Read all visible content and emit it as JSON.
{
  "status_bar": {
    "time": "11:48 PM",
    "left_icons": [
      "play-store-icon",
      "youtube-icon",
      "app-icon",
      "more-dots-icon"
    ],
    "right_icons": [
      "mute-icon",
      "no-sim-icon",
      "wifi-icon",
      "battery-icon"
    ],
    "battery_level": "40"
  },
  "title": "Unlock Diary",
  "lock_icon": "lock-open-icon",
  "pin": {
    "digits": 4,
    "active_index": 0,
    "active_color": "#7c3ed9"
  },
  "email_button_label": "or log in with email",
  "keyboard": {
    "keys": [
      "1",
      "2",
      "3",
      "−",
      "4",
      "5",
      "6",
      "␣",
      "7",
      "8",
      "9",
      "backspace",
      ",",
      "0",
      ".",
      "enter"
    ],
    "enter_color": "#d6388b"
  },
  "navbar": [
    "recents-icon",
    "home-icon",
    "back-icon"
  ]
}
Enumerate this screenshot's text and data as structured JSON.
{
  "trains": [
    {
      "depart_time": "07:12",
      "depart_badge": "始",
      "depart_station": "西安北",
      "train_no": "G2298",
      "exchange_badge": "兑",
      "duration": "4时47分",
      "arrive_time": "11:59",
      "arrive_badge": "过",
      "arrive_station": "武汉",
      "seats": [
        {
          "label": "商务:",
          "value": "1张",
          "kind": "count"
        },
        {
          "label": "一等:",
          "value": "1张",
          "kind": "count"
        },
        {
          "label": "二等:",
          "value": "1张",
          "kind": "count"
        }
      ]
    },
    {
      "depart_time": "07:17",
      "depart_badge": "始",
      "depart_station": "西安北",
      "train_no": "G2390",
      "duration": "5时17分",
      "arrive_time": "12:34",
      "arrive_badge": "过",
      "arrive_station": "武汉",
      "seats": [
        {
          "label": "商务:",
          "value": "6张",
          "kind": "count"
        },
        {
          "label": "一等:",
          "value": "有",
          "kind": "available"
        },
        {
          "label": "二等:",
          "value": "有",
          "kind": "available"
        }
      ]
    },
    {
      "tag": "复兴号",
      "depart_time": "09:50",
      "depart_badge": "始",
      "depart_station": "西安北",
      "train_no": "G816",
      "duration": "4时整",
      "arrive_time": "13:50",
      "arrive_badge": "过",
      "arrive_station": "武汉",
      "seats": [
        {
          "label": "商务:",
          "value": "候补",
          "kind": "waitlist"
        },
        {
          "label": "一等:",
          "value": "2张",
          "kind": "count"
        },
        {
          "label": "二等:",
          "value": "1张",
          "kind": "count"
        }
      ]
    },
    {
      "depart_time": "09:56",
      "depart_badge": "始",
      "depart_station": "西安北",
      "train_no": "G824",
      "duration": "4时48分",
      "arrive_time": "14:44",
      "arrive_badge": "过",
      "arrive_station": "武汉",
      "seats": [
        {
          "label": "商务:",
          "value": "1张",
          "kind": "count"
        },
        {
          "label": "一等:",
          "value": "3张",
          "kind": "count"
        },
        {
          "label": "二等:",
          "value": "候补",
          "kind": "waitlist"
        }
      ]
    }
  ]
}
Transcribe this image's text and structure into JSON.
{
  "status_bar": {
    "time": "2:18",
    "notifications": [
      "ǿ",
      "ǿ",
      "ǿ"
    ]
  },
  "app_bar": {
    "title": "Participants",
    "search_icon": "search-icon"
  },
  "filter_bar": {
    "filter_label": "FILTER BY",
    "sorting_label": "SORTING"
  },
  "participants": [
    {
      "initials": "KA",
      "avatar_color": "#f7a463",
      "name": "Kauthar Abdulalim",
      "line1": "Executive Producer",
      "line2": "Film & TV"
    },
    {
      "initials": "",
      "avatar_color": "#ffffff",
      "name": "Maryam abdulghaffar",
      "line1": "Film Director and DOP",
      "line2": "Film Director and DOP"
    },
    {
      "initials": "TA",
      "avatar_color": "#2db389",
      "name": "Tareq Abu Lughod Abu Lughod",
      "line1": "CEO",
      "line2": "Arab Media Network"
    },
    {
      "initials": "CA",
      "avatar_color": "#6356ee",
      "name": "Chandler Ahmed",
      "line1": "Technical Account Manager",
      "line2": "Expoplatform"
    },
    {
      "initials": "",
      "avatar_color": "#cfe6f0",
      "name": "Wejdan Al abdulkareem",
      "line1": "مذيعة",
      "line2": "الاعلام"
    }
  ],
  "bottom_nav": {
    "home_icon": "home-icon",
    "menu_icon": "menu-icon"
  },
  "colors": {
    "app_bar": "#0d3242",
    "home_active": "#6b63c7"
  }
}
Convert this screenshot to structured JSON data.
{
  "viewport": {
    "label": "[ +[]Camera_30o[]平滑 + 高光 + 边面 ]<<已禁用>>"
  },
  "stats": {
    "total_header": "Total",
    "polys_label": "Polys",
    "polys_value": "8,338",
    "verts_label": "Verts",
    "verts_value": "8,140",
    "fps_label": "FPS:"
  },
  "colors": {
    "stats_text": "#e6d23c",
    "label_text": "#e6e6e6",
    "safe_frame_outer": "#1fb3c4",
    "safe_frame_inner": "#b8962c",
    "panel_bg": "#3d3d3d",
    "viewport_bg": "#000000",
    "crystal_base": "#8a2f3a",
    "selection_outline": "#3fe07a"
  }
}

***

▶ **GOAL**
Every entry in the listing must be retyped exactly.

▶ **PROBLEM SOLUTION**
Read all visible content and emit it as JSON.
{
  "status_bar": {
    "time": "11:48 PM",
    "left_icons": [
      "play-store-icon",
      "youtube-icon",
      "app-icon",
      "more-dots-icon"
    ],
    "right_icons": [
      "mute-icon",
      "no-sim-icon",
      "wifi-icon",
      "battery-icon"
    ],
    "battery_level": "40"
  },
  "title": "Unlock Diary",
  "lock_icon": "lock-open-icon",
  "pin": {
    "digits": 4,
    "active_index": 0,
    "active_color": "#7c3ed9"
  },
  "email_button_label": "or log in with email",
  "keyboard": {
    "keys": [
      "1",
      "2",
      "3",
      "−",
      "4",
      "5",
      "6",
      "␣",
      "7",
      "8",
      "9",
      "backspace",
      ",",
      "0",
      ".",
      "enter"
    ],
    "enter_color": "#d6388b"
  },
  "navbar": [
    "recents-icon",
    "home-icon",
    "back-icon"
  ]
}
Enumerate this screenshot's text and data as structured JSON.
{
  "trains": [
    {
      "depart_time": "07:12",
      "depart_badge": "始",
      "depart_station": "西安北",
      "train_no": "G2298",
      "exchange_badge": "兑",
      "duration": "4时47分",
      "arrive_time": "11:59",
      "arrive_badge": "过",
      "arrive_station": "武汉",
      "seats": [
        {
          "label": "商务:",
          "value": "1张",
          "kind": "count"
        },
        {
          "label": "一等:",
          "value": "1张",
          "kind": "count"
        },
        {
          "label": "二等:",
          "value": "1张",
          "kind": "count"
        }
      ]
    },
    {
      "depart_time": "07:17",
      "depart_badge": "始",
      "depart_station": "西安北",
      "train_no": "G2390",
      "duration": "5时17分",
      "arrive_time": "12:34",
      "arrive_badge": "过",
      "arrive_station": "武汉",
      "seats": [
        {
          "label": "商务:",
          "value": "6张",
          "kind": "count"
        },
        {
          "label": "一等:",
          "value": "有",
          "kind": "available"
        },
        {
          "label": "二等:",
          "value": "有",
          "kind": "available"
        }
      ]
    },
    {
      "tag": "复兴号",
      "depart_time": "09:50",
      "depart_badge": "始",
      "depart_station": "西安北",
      "train_no": "G816",
      "duration": "4时整",
      "arrive_time": "13:50",
      "arrive_badge": "过",
      "arrive_station": "武汉",
      "seats": [
        {
          "label": "商务:",
          "value": "候补",
          "kind": "waitlist"
        },
        {
          "label": "一等:",
          "value": "2张",
          "kind": "count"
        },
        {
          "label": "二等:",
          "value": "1张",
          "kind": "count"
        }
      ]
    },
    {
      "depart_time": "09:56",
      "depart_badge": "始",
      "depart_station": "西安北",
      "train_no": "G824",
      "duration": "4时48分",
      "arrive_time": "14:44",
      "arrive_badge": "过",
      "arrive_station": "武汉",
      "seats": [
        {
          "label": "商务:",
          "value": "1张",
          "kind": "count"
        },
        {
          "label": "一等:",
          "value": "3张",
          "kind": "count"
        },
        {
          "label": "二等:",
          "value": "候补",
          "kind": "waitlist"
        }
      ]
    }
  ]
}
Transcribe this image's text and structure into JSON.
{
  "status_bar": {
    "time": "2:18",
    "notifications": [
      "ǿ",
      "ǿ",
      "ǿ"
    ]
  },
  "app_bar": {
    "title": "Participants",
    "search_icon": "search-icon"
  },
  "filter_bar": {
    "filter_label": "FILTER BY",
    "sorting_label": "SORTING"
  },
  "participants": [
    {
      "initials": "KA",
      "avatar_color": "#f7a463",
      "name": "Kauthar Abdulalim",
      "line1": "Executive Producer",
      "line2": "Film & TV"
    },
    {
      "initials": "",
      "avatar_color": "#ffffff",
      "name": "Maryam abdulghaffar",
      "line1": "Film Director and DOP",
      "line2": "Film Director and DOP"
    },
    {
      "initials": "TA",
      "avatar_color": "#2db389",
      "name": "Tareq Abu Lughod Abu Lughod",
      "line1": "CEO",
      "line2": "Arab Media Network"
    },
    {
      "initials": "CA",
      "avatar_color": "#6356ee",
      "name": "Chandler Ahmed",
      "line1": "Technical Account Manager",
      "line2": "Expoplatform"
    },
    {
      "initials": "",
      "avatar_color": "#cfe6f0",
      "name": "Wejdan Al abdulkareem",
      "line1": "مذيعة",
      "line2": "الاعلام"
    }
  ],
  "bottom_nav": {
    "home_icon": "home-icon",
    "menu_icon": "menu-icon"
  },
  "colors": {
    "app_bar": "#0d3242",
    "home_active": "#6b63c7"
  }
}
Convert this screenshot to structured JSON data.
{
  "viewport": {
    "label": "[ +[]Camera_30o[]平滑 + 高光 + 边面 ]<<已禁用>>"
  },
  "stats": {
    "total_header": "Total",
    "polys_label": "Polys",
    "polys_value": "8,338",
    "verts_label": "Verts",
    "verts_value": "8,140",
    "fps_label": "FPS:"
  },
  "colors": {
    "stats_text": "#e6d23c",
    "label_text": "#e6e6e6",
    "safe_frame_outer": "#1fb3c4",
    "safe_frame_inner": "#b8962c",
    "panel_bg": "#3d3d3d",
    "viewport_bg": "#000000",
    "crystal_base": "#8a2f3a",
    "selection_outline": "#3fe07a"
  }
}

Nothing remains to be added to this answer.